• **TEXT BLOCK**
>> start
Another of those investigated but never charged is a former New York physician who worked in the bio-terrorism field but has vehemently maintained his innocence. The bureau searched his home two years ago and although the exercise apparently failed to turn up any evidence against him, he lost his job.
At least the fact both men had been involved in the development of biochemical weapons could provide the bureau with some reason to look into their activities. In the process, however, there clearly were excesses, not the least of which was stubborn refusal to let go when nothing was found to incriminate them. But recent news reports about the treatment of two highly respected immigrant physicians from Pakistan with no connection whatsoever to the field of bio-weaponry has stirred the ghosts of J. Edgar Hoover’s discredited COINTELPRO and sent shivers through civil libertarians.
The two doctors, brothers born in Islamabad to a family of distinguished physicians, are graduates of Johns Hopkins University. One serves as health commissioner for the city of Chester, Pa., and the other as the city’s epidemiologist. Both have made major contributions in public health and other areas to this country’s efforts in Iraq and Afghanistan working on government assignment.
>> end
• **RAW RECORDS**
>> start
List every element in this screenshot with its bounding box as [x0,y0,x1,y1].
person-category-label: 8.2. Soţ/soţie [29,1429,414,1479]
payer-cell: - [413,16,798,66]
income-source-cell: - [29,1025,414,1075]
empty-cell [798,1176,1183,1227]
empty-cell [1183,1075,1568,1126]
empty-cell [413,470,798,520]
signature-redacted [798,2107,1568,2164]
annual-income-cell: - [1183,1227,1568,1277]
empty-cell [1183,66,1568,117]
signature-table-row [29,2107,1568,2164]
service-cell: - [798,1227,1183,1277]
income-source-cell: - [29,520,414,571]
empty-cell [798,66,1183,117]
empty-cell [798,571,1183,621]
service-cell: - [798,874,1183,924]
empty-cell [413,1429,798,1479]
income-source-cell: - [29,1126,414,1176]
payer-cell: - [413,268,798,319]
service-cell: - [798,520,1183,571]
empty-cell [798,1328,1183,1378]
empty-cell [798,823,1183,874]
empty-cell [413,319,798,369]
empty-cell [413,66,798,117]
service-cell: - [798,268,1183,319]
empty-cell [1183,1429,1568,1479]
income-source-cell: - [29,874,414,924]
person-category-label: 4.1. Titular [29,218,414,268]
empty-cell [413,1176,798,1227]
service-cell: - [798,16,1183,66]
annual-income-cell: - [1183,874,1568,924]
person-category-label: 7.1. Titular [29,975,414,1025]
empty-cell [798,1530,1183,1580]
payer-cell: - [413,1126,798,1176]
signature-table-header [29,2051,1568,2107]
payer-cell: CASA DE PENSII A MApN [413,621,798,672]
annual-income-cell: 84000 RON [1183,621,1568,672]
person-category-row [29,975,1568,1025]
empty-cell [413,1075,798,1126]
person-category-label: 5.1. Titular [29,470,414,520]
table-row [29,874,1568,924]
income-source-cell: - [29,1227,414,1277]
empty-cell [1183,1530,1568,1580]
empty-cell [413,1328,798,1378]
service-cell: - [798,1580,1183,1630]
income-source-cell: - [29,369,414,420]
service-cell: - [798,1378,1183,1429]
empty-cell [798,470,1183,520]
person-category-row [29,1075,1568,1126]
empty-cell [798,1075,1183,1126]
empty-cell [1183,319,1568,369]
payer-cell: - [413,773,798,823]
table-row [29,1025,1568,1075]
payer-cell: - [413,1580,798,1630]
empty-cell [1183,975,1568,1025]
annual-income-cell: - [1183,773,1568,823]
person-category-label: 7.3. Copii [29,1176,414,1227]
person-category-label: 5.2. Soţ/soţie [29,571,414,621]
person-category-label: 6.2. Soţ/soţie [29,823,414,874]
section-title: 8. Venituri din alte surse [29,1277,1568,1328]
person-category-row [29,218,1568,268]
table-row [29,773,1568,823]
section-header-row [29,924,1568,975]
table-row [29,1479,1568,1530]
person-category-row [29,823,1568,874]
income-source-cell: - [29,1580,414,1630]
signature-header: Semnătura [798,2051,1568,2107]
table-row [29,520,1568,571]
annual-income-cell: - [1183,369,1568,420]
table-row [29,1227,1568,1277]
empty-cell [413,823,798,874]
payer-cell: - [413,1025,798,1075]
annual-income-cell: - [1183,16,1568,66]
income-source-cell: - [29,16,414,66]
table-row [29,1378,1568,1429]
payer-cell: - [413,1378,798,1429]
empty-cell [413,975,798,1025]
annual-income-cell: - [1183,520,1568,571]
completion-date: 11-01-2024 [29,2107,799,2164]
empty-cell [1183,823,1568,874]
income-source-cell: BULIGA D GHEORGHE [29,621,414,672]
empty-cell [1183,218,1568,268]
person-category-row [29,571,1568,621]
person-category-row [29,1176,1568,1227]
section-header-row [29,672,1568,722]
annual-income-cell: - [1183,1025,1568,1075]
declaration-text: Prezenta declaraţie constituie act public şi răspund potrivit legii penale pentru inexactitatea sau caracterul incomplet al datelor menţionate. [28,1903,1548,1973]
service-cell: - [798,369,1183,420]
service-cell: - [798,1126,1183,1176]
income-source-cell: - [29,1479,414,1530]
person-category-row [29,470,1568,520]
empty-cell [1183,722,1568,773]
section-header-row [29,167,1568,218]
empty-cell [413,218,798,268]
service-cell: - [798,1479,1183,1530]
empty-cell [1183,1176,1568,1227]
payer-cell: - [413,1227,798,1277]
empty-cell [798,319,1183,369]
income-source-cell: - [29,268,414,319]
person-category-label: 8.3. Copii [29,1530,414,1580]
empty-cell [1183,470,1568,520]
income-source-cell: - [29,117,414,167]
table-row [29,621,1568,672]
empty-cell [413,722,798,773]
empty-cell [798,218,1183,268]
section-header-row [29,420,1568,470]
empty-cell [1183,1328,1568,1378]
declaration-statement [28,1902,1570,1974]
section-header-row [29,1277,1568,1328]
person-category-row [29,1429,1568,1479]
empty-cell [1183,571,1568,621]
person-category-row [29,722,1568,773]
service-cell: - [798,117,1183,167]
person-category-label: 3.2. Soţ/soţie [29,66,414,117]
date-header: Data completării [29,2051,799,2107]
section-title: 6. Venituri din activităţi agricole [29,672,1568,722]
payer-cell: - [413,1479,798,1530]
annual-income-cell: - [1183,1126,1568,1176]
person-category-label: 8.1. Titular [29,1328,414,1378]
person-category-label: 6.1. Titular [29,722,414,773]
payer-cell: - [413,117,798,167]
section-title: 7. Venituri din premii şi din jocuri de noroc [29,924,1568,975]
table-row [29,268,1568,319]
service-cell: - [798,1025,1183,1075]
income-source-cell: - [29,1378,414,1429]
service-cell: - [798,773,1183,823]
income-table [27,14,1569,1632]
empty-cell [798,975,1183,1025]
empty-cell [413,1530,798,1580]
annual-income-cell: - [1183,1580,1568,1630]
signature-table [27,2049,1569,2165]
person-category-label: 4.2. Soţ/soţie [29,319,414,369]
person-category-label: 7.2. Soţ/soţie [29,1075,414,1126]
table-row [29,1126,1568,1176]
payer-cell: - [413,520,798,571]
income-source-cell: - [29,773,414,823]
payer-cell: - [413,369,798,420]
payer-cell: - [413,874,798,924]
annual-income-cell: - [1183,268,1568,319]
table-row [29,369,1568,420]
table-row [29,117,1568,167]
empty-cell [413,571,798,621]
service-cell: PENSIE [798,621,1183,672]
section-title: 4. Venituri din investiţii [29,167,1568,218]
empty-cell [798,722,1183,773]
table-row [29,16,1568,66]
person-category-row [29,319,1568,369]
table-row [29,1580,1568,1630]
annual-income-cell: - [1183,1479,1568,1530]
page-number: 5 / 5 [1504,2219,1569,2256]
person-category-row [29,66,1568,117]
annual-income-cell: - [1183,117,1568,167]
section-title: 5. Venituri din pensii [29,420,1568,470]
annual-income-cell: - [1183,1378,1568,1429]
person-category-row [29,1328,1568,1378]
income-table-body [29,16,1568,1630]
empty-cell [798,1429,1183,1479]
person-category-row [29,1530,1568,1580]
>> end
• **WRITTEN TASK A**
Render the entries as a Markdown table with the columns "Row" and "Line", from the first line of the entries up to and including the line with "service-cell: - [798,1378,1183,1429]". Give each line a row number and leave out any blank lines.
• **WRITTEN TASK B**
Continue the article about the bureau's investigations of physicians, starting after its last sentence.

• **RIGHT ANSWER A**
| Row | Line |
|---|---|
| 1 | List every element in this screenshot with its bounding box as [x0,y0,x1,y1]. |
| 2 | person-category-label: 8.2. Soţ/soţie [29,1429,414,1479] |
| 3 | payer-cell: - [413,16,798,66] |
| 4 | income-source-cell: - [29,1025,414,1075] |
| 5 | empty-cell [798,1176,1183,1227] |
| 6 | empty-cell [1183,1075,1568,1126] |
| 7 | empty-cell [413,470,798,520] |
| 8 | signature-redacted [798,2107,1568,2164] |
| 9 | annual-income-cell: - [1183,1227,1568,1277] |
| 10 | empty-cell [1183,66,1568,117] |
| 11 | signature-table-row [29,2107,1568,2164] |
| 12 | service-cell: - [798,1227,1183,1277] |
| 13 | income-source-cell: - [29,520,414,571] |
| 14 | empty-cell [798,66,1183,117] |
| 15 | empty-cell [798,571,1183,621] |
| 16 | service-cell: - [798,874,1183,924] |
| 17 | empty-cell [413,1429,798,1479] |
| 18 | income-source-cell: - [29,1126,414,1176] |
| 19 | payer-cell: - [413,268,798,319] |
| 20 | service-cell: - [798,520,1183,571] |
| 21 | empty-cell [798,1328,1183,1378] |
| 22 | empty-cell [798,823,1183,874] |
| 23 | empty-cell [413,319,798,369] |
| 24 | empty-cell [413,66,798,117] |
| 25 | service-cell: - [798,268,1183,319] |
| 26 | empty-cell [1183,1429,1568,1479] |
| 27 | income-source-cell: - [29,874,414,924] |
| 28 | person-category-label: 4.1. Titular [29,218,414,268] |
| 29 | empty-cell [413,1176,798,1227] |
| 30 | service-cell: - [798,16,1183,66] |
| 31 | annual-income-cell: - [1183,874,1568,924] |
| 32 | person-category-label: 7.1. Titular [29,975,414,1025] |
| 33 | empty-cell [798,1530,1183,1580] |
| 34 | payer-cell: - [413,1126,798,1176] |
| 35 | signature-table-header [29,2051,1568,2107] |
| 36 | payer-cell: CASA DE PENSII A MApN [413,621,798,672] |
| 37 | annual-income-cell: 84000 RON [1183,621,1568,672] |
| 38 | person-category-row [29,975,1568,1025] |
| 39 | empty-cell [413,1075,798,1126] |
| 40 | person-category-label: 5.1. Titular [29,470,414,520] |
| 41 | table-row [29,874,1568,924] |
| 42 | income-source-cell: - [29,1227,414,1277] |
| 43 | empty-cell [1183,1530,1568,1580] |
| 44 | empty-cell [413,1328,798,1378] |
| 45 | service-cell: - [798,1580,1183,1630] |
| 46 | income-source-cell: - [29,369,414,420] |
| 47 | service-cell: - [798,1378,1183,1429] |

• **RIGHT ANSWER B**
Within a few days after 9-11, which was followed quickly by the Anthrax mailings, the FBI visited them, acting reportedly on a bad tip. An FBI swat team burst into their home in Chester, awakened a sleeping wife, and handcuffed her at gunpoint. According to reports, agents at the same time also smashed into a downstairs office rented by the AIDS Care Group of Chester, even handcuffing a carpenter working there. Of course, no evidence of any wrongdoing was discovered.
The harassment of the two respected public health officials has continued with agents questioning them when they travel and forcing one brother to stay out of the country to avoid the hassle. Both have been forced to reconsider their plans to become citizens of the United States despite 15 years of public service here.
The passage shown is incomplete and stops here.